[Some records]

+===+

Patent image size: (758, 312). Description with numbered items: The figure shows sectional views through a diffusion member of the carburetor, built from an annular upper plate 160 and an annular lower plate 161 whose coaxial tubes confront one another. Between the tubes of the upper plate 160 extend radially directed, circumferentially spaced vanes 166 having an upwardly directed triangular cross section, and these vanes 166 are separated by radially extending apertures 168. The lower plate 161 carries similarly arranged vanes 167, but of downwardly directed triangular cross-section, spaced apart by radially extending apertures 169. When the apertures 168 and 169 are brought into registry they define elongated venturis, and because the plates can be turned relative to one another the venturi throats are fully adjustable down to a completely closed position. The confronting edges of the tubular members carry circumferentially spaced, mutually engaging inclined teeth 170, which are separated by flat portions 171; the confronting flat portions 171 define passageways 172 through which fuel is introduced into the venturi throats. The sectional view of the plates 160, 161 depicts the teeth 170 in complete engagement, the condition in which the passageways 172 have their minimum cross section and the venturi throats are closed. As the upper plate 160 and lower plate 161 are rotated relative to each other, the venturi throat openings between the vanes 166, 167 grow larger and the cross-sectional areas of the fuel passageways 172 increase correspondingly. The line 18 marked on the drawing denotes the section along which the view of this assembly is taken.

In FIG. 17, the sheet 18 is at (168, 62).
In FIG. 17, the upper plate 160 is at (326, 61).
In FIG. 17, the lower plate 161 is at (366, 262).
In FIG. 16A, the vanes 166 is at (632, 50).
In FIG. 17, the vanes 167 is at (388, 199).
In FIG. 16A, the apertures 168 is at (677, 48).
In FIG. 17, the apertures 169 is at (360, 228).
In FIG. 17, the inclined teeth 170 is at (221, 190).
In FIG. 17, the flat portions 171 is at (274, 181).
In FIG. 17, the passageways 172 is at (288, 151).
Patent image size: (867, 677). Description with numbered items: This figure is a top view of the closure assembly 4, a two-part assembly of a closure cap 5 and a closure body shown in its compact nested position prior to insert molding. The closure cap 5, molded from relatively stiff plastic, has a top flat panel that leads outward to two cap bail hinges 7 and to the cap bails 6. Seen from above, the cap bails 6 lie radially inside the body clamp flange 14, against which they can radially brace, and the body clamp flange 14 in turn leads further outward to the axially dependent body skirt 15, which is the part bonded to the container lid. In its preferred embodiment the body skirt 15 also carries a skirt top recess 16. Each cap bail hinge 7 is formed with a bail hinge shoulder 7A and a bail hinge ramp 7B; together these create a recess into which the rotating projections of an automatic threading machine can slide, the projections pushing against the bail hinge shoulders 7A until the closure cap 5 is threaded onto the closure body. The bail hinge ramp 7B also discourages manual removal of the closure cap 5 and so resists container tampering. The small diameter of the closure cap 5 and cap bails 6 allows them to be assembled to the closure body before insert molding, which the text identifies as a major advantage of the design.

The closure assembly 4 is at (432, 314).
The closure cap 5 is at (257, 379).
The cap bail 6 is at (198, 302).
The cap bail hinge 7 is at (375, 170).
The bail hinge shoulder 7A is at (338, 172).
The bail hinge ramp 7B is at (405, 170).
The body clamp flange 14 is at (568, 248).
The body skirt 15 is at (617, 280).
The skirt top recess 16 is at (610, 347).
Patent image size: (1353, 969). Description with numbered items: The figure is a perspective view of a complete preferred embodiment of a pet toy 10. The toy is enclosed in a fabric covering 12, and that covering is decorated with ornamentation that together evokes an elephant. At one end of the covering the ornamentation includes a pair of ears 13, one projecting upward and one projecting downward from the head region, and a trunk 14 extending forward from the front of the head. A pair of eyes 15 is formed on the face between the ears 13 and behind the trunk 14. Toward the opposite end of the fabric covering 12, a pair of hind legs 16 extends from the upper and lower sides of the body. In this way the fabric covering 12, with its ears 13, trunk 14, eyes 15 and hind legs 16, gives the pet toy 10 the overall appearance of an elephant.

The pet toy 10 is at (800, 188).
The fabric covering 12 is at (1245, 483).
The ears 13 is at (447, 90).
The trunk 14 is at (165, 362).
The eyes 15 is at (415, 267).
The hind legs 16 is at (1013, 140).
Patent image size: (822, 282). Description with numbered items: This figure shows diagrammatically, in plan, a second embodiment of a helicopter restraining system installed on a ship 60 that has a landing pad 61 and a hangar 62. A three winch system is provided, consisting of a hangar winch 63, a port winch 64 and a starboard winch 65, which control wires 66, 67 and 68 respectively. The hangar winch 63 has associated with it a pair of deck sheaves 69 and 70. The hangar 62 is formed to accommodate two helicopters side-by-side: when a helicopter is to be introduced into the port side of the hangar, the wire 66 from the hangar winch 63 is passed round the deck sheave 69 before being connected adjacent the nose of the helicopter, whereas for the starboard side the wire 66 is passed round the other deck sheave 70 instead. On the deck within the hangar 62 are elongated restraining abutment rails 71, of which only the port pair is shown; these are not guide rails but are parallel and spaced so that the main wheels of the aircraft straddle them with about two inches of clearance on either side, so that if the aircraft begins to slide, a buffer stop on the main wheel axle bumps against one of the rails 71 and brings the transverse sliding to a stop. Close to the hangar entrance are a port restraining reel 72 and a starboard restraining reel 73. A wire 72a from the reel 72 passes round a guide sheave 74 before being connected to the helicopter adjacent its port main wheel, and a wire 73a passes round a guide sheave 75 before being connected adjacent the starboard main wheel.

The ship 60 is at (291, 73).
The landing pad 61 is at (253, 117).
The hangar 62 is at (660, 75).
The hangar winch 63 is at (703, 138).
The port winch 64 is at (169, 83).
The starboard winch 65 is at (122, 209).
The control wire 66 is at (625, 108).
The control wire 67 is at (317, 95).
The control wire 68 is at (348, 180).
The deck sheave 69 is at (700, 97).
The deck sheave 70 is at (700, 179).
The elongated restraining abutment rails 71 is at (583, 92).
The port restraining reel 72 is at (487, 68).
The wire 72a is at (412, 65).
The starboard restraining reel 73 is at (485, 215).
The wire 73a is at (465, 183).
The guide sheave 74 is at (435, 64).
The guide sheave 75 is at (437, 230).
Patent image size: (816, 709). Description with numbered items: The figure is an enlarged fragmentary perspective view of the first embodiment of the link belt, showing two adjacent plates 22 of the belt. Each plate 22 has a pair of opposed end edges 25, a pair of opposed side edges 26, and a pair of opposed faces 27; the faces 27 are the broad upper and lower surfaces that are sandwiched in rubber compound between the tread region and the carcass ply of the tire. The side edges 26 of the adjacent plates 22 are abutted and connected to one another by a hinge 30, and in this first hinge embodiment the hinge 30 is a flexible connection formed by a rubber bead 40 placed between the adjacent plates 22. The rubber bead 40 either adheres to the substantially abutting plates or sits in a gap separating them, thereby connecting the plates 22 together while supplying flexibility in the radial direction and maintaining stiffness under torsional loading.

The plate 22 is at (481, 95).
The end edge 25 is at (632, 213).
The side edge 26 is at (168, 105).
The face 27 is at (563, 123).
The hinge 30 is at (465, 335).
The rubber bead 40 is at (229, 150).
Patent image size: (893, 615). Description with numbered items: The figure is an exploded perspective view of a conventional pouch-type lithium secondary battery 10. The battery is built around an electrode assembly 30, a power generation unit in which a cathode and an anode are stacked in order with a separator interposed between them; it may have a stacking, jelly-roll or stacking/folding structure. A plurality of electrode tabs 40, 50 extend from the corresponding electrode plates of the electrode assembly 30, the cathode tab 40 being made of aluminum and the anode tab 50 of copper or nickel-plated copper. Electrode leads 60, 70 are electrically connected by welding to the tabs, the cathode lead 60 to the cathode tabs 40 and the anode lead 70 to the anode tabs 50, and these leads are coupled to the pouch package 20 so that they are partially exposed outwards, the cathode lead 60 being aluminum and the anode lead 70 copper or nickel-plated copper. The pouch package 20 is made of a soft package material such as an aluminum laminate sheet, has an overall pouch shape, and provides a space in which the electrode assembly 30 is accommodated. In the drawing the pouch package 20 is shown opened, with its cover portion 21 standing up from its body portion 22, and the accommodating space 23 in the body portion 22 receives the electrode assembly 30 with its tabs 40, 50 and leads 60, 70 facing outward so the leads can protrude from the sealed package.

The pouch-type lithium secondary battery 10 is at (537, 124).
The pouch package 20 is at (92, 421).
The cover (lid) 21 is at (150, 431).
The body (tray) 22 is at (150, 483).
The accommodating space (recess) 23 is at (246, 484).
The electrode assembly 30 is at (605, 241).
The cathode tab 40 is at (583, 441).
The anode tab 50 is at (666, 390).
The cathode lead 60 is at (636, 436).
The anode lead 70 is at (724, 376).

+===+

From the records above, list as a numbered list the lines starting with the one that contains "Patent image size: (867, 677)." and going on through the one that contains "The bail hinge shoulder 7A is at (338, 172).", leaving out blank lines.

1. Patent image size: (867, 677). Description with numbered items: This figure is a top view of the closure assembly 4, a two-part assembly of a closure cap 5 and a closure body shown in its compact nested position prior to insert molding. The closure cap 5, molded from relatively stiff plastic, has a top flat panel that leads outward to two cap bail hinges 7 and to the cap bails 6. Seen from above, the cap bails 6 lie radially inside the body clamp flange 14, against which they can radially brace, and the body clamp flange 14 in turn leads further outward to the axially dependent body skirt 15, which is the part bonded to the container lid. In its preferred embodiment the body skirt 15 also carries a skirt top recess 16. Each cap bail hinge 7 is formed with a bail hinge shoulder 7A and a bail hinge ramp 7B; together these create a recess into which the rotating projections of an automatic threading machine can slide, the projections pushing against the bail hinge shoulders 7A until the closure cap 5 is threaded onto the closure body. The bail hinge ramp 7B also discourages manual removal of the closure cap 5 and so resists container tampering. The small diameter of the closure cap 5 and cap bails 6 allows them to be assembled to the closure body before insert molding, which the text identifies as a major advantage of the design.
2. The closure assembly 4 is at (432, 314).
3. The closure cap 5 is at (257, 379).
4. The cap bail 6 is at (198, 302).
5. The cap bail hinge 7 is at (375, 170).
6. The bail hinge shoulder 7A is at (338, 172).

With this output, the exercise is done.